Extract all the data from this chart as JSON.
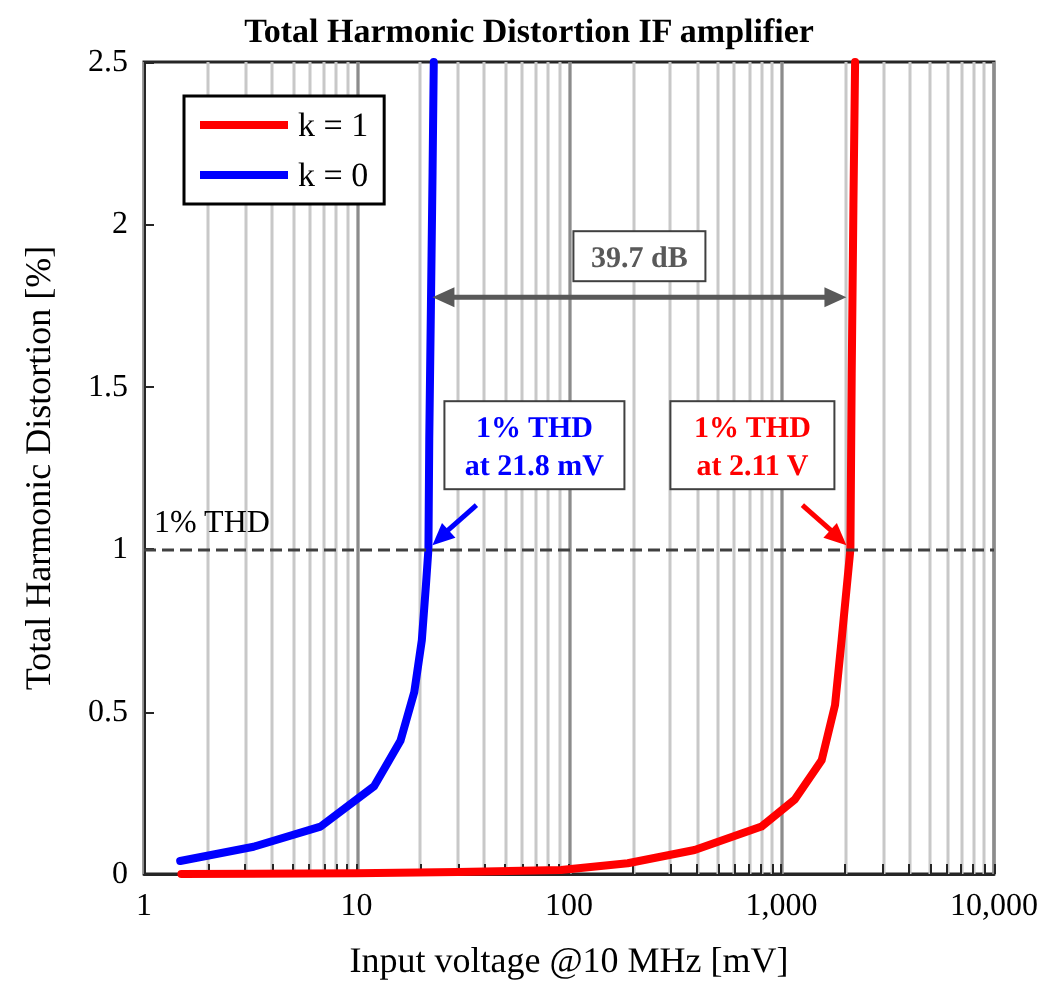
{
  "chart_data": {
    "type": "line",
    "title": "Total Harmonic Distortion IF amplifier",
    "xlabel": "Input voltage @10 MHz [mV]",
    "ylabel": "Total Harmonic Distortion [%]",
    "log": "x",
    "xlim": [
      1,
      10000
    ],
    "xticks": [
      1,
      10,
      100,
      {
        "value": 1000,
        "label": "1,000"
      },
      {
        "value": 10000,
        "label": "10,000"
      }
    ],
    "ylim": [
      0,
      2.5
    ],
    "yticks": [
      0,
      0.5,
      1,
      1.5,
      2,
      2.5
    ],
    "grid": "x",
    "legend": "top left",
    "marker": "none",
    "line_style": "solid",
    "series": [
      {
        "name": "k = 1",
        "color": "#ff0000",
        "x": [
          1.5,
          10,
          30,
          91.7,
          189,
          390,
          805,
          1157,
          1545,
          1786,
          1918,
          2110,
          2140,
          2180,
          2220
        ],
        "values": [
          0.0,
          0.002,
          0.006,
          0.012,
          0.033,
          0.074,
          0.146,
          0.23,
          0.35,
          0.52,
          0.72,
          1.0,
          1.54,
          2.06,
          2.5
        ]
      },
      {
        "name": "k = 0",
        "color": "#0000ff",
        "x": [
          1.48,
          3.28,
          6.77,
          12.1,
          16.1,
          18.7,
          20.3,
          21.2,
          21.8,
          22.0,
          22.4,
          22.8,
          23.1
        ],
        "values": [
          0.04,
          0.084,
          0.146,
          0.27,
          0.41,
          0.56,
          0.72,
          0.885,
          1.0,
          1.34,
          1.75,
          2.16,
          2.5
        ]
      }
    ],
    "ref_lines": [
      {
        "axis": "y",
        "value": 1,
        "label": "1% THD",
        "color": "#404040",
        "line_style": "dashed"
      }
    ],
    "annotations": [
      "39.7 dB",
      {
        "text": "1% THD\nat 21.8 mV",
        "x": 21.8,
        "y": 1
      },
      {
        "text": "1% THD\nat 2.11 V",
        "x": 2110,
        "y": 1
      }
    ]
  }
}
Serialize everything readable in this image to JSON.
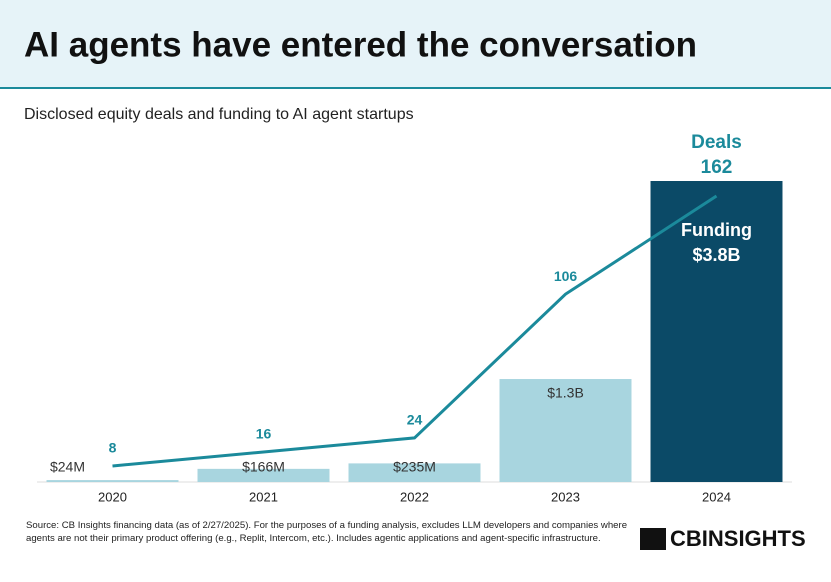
{
  "chart_data": {
    "type": "bar-line",
    "title": "AI agents have entered the conversation",
    "subtitle": "Disclosed equity deals and funding to AI agent startups",
    "categories": [
      "2020",
      "2021",
      "2022",
      "2023",
      "2024"
    ],
    "series": [
      {
        "name": "Funding",
        "type": "bar",
        "color": "#a8d5df",
        "colors": [
          "#a8d5df",
          "#a8d5df",
          "#a8d5df",
          "#a8d5df",
          "#0b4a67"
        ],
        "values": [
          24,
          166,
          235,
          1300,
          3800
        ],
        "value_labels": [
          "$24M",
          "$166M",
          "$235M",
          "$1.3B",
          "$3.8B"
        ]
      },
      {
        "name": "Deals",
        "type": "line",
        "color": "#1b8a9b",
        "values": [
          8,
          16,
          24,
          106,
          162
        ]
      }
    ],
    "source": "Source: CB Insights financing data (as of 2/27/2025). For the purposes of a funding analysis, excludes LLM developers and companies where agents are not their primary product offering (e.g., Replit, Intercom, etc.). Includes agentic applications and agent-specific infrastructure.",
    "logo": "CBINSIGHTS"
  }
}
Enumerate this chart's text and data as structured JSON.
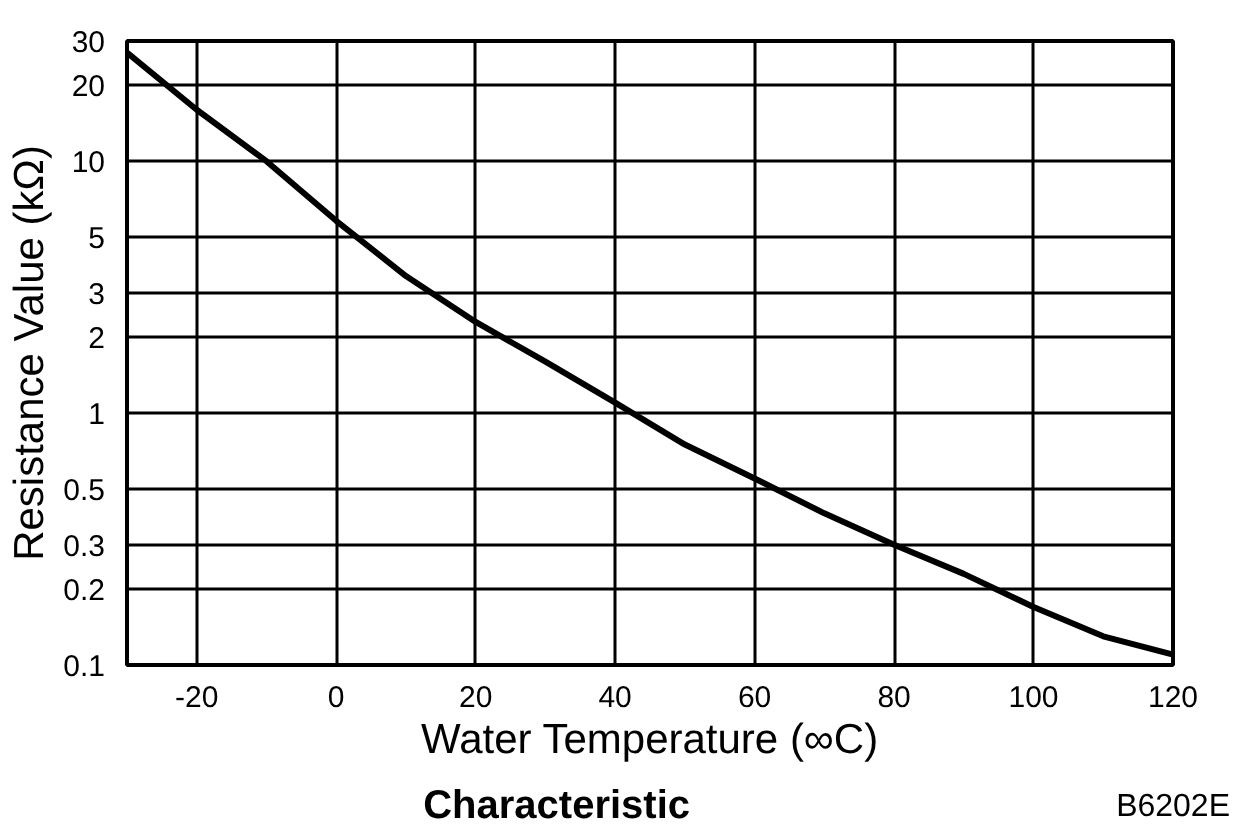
{
  "chart_data": {
    "type": "line",
    "title": "Characteristic",
    "xlabel": "Water Temperature (∞C)",
    "ylabel": "Resistance Value (kΩ)",
    "x": [
      -30,
      -20,
      -10,
      0,
      10,
      20,
      30,
      40,
      50,
      60,
      70,
      80,
      90,
      100,
      110,
      120
    ],
    "series": [
      {
        "color": "#000000",
        "values": [
          27,
          16,
          10,
          5.8,
          3.5,
          2.3,
          1.6,
          1.1,
          0.75,
          0.55,
          0.4,
          0.3,
          0.23,
          0.17,
          0.13,
          0.11
        ]
      }
    ],
    "xlim": [
      -30,
      120
    ],
    "xticks": [
      -20,
      0,
      20,
      40,
      60,
      80,
      100,
      120
    ],
    "ylim": [
      0.1,
      30
    ],
    "yticks": [
      0.1,
      0.2,
      0.3,
      0.5,
      1,
      2,
      3,
      5,
      10,
      20,
      30
    ],
    "log": "y",
    "grid": true,
    "marker": "none",
    "line_style": "solid",
    "annotations": [
      "B6202E"
    ]
  }
}
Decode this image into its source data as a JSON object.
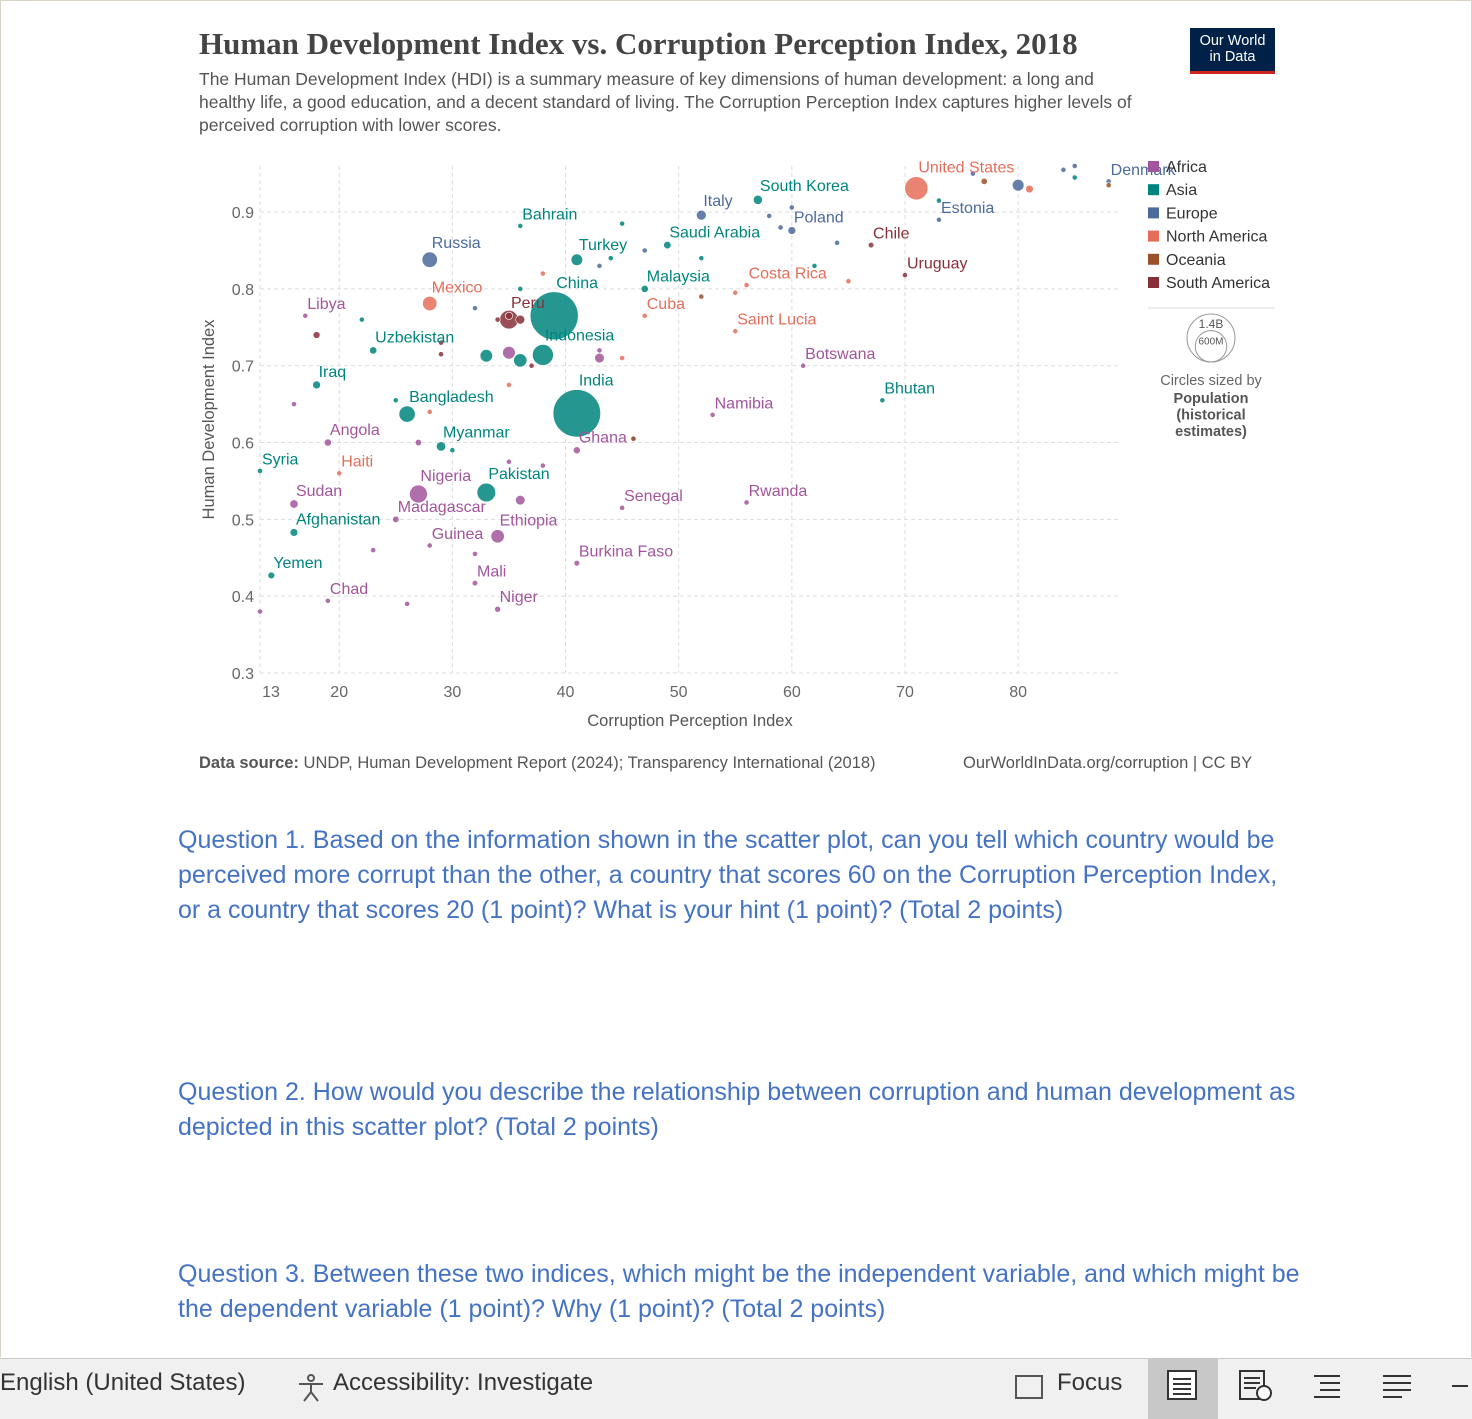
{
  "chart_data": {
    "type": "scatter",
    "title": "Human Development Index vs. Corruption Perception Index, 2018",
    "subtitle": "The Human Development Index (HDI) is a summary measure of key dimensions of human development: a long and healthy life, a good education, and a decent standard of living. The Corruption Perception Index captures higher levels of perceived corruption with lower scores.",
    "logo": [
      "Our World",
      "in Data"
    ],
    "x_label": "Corruption Perception Index",
    "y_label": "Human Development Index",
    "xlim": [
      13,
      89
    ],
    "ylim": [
      0.3,
      0.96
    ],
    "xticks": [
      13,
      20,
      30,
      40,
      50,
      60,
      70,
      80
    ],
    "yticks": [
      0.3,
      0.4,
      0.5,
      0.6,
      0.7,
      0.8,
      0.9
    ],
    "grid": true,
    "legend": "right",
    "size_legend": {
      "values": [
        {
          "value": 1400000000,
          "label": "1.4B"
        },
        {
          "value": 600000000,
          "label": "600M"
        }
      ],
      "title": "Circles sized by",
      "label": "Population (historical estimates)"
    },
    "source_label": "Data source:",
    "source": "UNDP, Human Development Report (2024); Transparency International (2018)",
    "url": "OurWorldInData.org/corruption | CC BY",
    "series": [
      {
        "name": "Africa",
        "color": "#a2559c",
        "labels": [
          "Libya",
          "Angola",
          "Sudan",
          "Chad",
          "Nigeria",
          "Madagascar",
          "Ethiopia",
          "Guinea",
          "Mali",
          "Niger",
          "Ghana",
          "Senegal",
          "Burkina Faso",
          "Namibia",
          "Rwanda",
          "Botswana",
          null,
          null,
          null,
          null,
          null,
          null,
          null,
          null,
          null,
          null,
          null,
          null,
          null
        ],
        "x": [
          17,
          19,
          16,
          19,
          27,
          25,
          34,
          28,
          32,
          34,
          41,
          45,
          41,
          53,
          56,
          61,
          13,
          16,
          26,
          23,
          27,
          35,
          36,
          38,
          43,
          46,
          32,
          35,
          43
        ],
        "values": [
          0.765,
          0.6,
          0.52,
          0.394,
          0.533,
          0.5,
          0.478,
          0.466,
          0.417,
          0.383,
          0.59,
          0.515,
          0.443,
          0.636,
          0.522,
          0.7,
          0.38,
          0.65,
          0.39,
          0.46,
          0.6,
          0.717,
          0.525,
          0.57,
          0.72,
          0.605,
          0.455,
          0.575,
          0.71
        ],
        "sizes": [
          6700000,
          31000000,
          42000000,
          15000000,
          196000000,
          26000000,
          109000000,
          12000000,
          19000000,
          22000000,
          30000000,
          16000000,
          20000000,
          2400000,
          12000000,
          2300000,
          4000000,
          5000000,
          11000000,
          10000000,
          25000000,
          98000000,
          56000000,
          10000000,
          5700000,
          10000000,
          8000000,
          7000000,
          57000000
        ]
      },
      {
        "name": "Asia",
        "color": "#00847e",
        "labels": [
          "South Korea",
          "Bahrain",
          "Saudi Arabia",
          "Turkey",
          "China",
          "Malaysia",
          "Indonesia",
          "India",
          "Bangladesh",
          "Myanmar",
          "Pakistan",
          "Uzbekistan",
          "Iraq",
          "Syria",
          "Afghanistan",
          "Yemen",
          "Bhutan",
          null,
          null,
          null,
          null,
          null,
          null,
          null,
          null,
          null,
          null,
          null,
          null
        ],
        "x": [
          57,
          36,
          49,
          41,
          39,
          47,
          38,
          41,
          26,
          29,
          33,
          23,
          18,
          13,
          16,
          14,
          68,
          73,
          36,
          33,
          36,
          22,
          25,
          30,
          44,
          52,
          62,
          85,
          45
        ],
        "values": [
          0.916,
          0.882,
          0.857,
          0.838,
          0.765,
          0.8,
          0.714,
          0.638,
          0.637,
          0.595,
          0.535,
          0.72,
          0.675,
          0.563,
          0.483,
          0.427,
          0.655,
          0.915,
          0.8,
          0.713,
          0.707,
          0.76,
          0.655,
          0.59,
          0.84,
          0.84,
          0.83,
          0.945,
          0.885
        ],
        "sizes": [
          51000000,
          1500000,
          34000000,
          82000000,
          1400000000,
          32000000,
          267000000,
          1370000000,
          161000000,
          54000000,
          212000000,
          33000000,
          38000000,
          17000000,
          37000000,
          28000000,
          750000,
          8900000,
          3000000,
          95000000,
          107000000,
          3000000,
          7000000,
          9000000,
          4000000,
          9000000,
          4000000,
          5600000,
          3000000
        ]
      },
      {
        "name": "Europe",
        "color": "#4c6a9c",
        "labels": [
          "Italy",
          "Poland",
          "Denmark",
          "Estonia",
          "Russia",
          null,
          null,
          null,
          null,
          null,
          null,
          null,
          null,
          null,
          null,
          null
        ],
        "x": [
          52,
          60,
          88,
          73,
          28,
          58,
          59,
          60,
          80,
          76,
          84,
          32,
          43,
          47,
          64,
          85
        ],
        "values": [
          0.896,
          0.876,
          0.94,
          0.89,
          0.838,
          0.895,
          0.88,
          0.906,
          0.935,
          0.95,
          0.955,
          0.775,
          0.83,
          0.85,
          0.86,
          0.96
        ],
        "sizes": [
          60000000,
          38000000,
          5800000,
          1300000,
          145000000,
          4700000,
          10000000,
          5000000,
          83000000,
          5000000,
          5000000,
          4000000,
          4000000,
          10000000,
          2000000,
          5000000
        ]
      },
      {
        "name": "North America",
        "color": "#e56e5a",
        "labels": [
          "United States",
          "Mexico",
          "Costa Rica",
          "Cuba",
          "Saint Lucia",
          "Haiti",
          null,
          null,
          null,
          null,
          null,
          null,
          null
        ],
        "x": [
          71,
          28,
          56,
          47,
          55,
          20,
          81,
          38,
          35,
          55,
          65,
          28,
          45
        ],
        "values": [
          0.931,
          0.781,
          0.805,
          0.765,
          0.745,
          0.56,
          0.93,
          0.82,
          0.675,
          0.795,
          0.81,
          0.64,
          0.71
        ],
        "sizes": [
          327000000,
          126000000,
          5000000,
          11000000,
          180000,
          11000000,
          37000000,
          3000000,
          9000000,
          100000,
          300000,
          9000000,
          1000000
        ]
      },
      {
        "name": "Oceania",
        "color": "#9a5129",
        "labels": [
          null,
          null,
          null,
          null
        ],
        "x": [
          88,
          77,
          52,
          46
        ],
        "values": [
          0.935,
          0.94,
          0.79,
          0.605
        ],
        "sizes": [
          4800000,
          25000000,
          100000,
          100000
        ]
      },
      {
        "name": "South America",
        "color": "#883039",
        "labels": [
          "Peru",
          "Chile",
          "Uruguay",
          null,
          null,
          null,
          null,
          null,
          null,
          null
        ],
        "x": [
          35,
          67,
          70,
          35,
          36,
          18,
          29,
          34,
          29,
          37
        ],
        "values": [
          0.765,
          0.857,
          0.818,
          0.76,
          0.76,
          0.74,
          0.715,
          0.76,
          0.73,
          0.7
        ],
        "sizes": [
          32000000,
          19000000,
          3500000,
          210000000,
          49000000,
          29000000,
          11000000,
          17000000,
          7000000,
          800000
        ]
      }
    ]
  },
  "questions": [
    "Question 1. Based on the information shown in the scatter plot, can you tell which country would be perceived more corrupt than the other, a country that scores 60 on the Corruption Perception Index, or a country that scores 20 (1 point)? What is your hint (1 point)? (Total 2 points)",
    "Question 2. How would you describe the relationship between corruption and human development as depicted in this scatter plot? (Total 2 points)",
    "Question 3. Between these two indices, which might be the independent variable, and which might be the dependent variable (1 point)? Why (1 point)? (Total 2 points)"
  ],
  "status_bar": {
    "language": "English (United States)",
    "accessibility": "Accessibility: Investigate",
    "focus": "Focus"
  }
}
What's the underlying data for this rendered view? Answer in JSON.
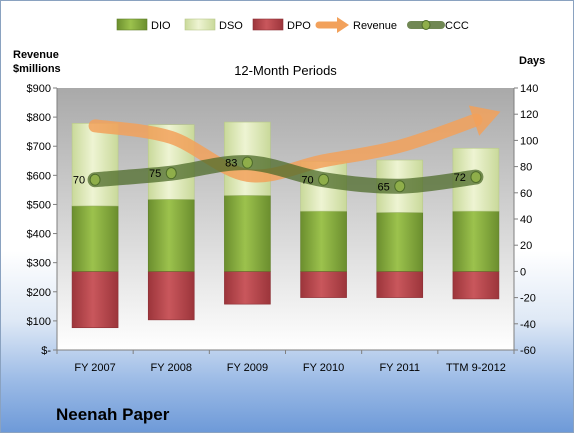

•••

_Exercise:_ All lines that include "plot" are to be gathered and copied.

_Finished answer:_
    "Question 1. Based on the information shown in the scatter plot, can you tell which country would be perceived more corrupt than the other, a country that scores 60 on the Corruption Perception Index, or a country that scores 20 (1 point)? What is your hint (1 point)? (Total 2 points)",
    "Question 2. How would you describe the relationship between corruption and human development as depicted in this scatter plot? (Total 2 points)",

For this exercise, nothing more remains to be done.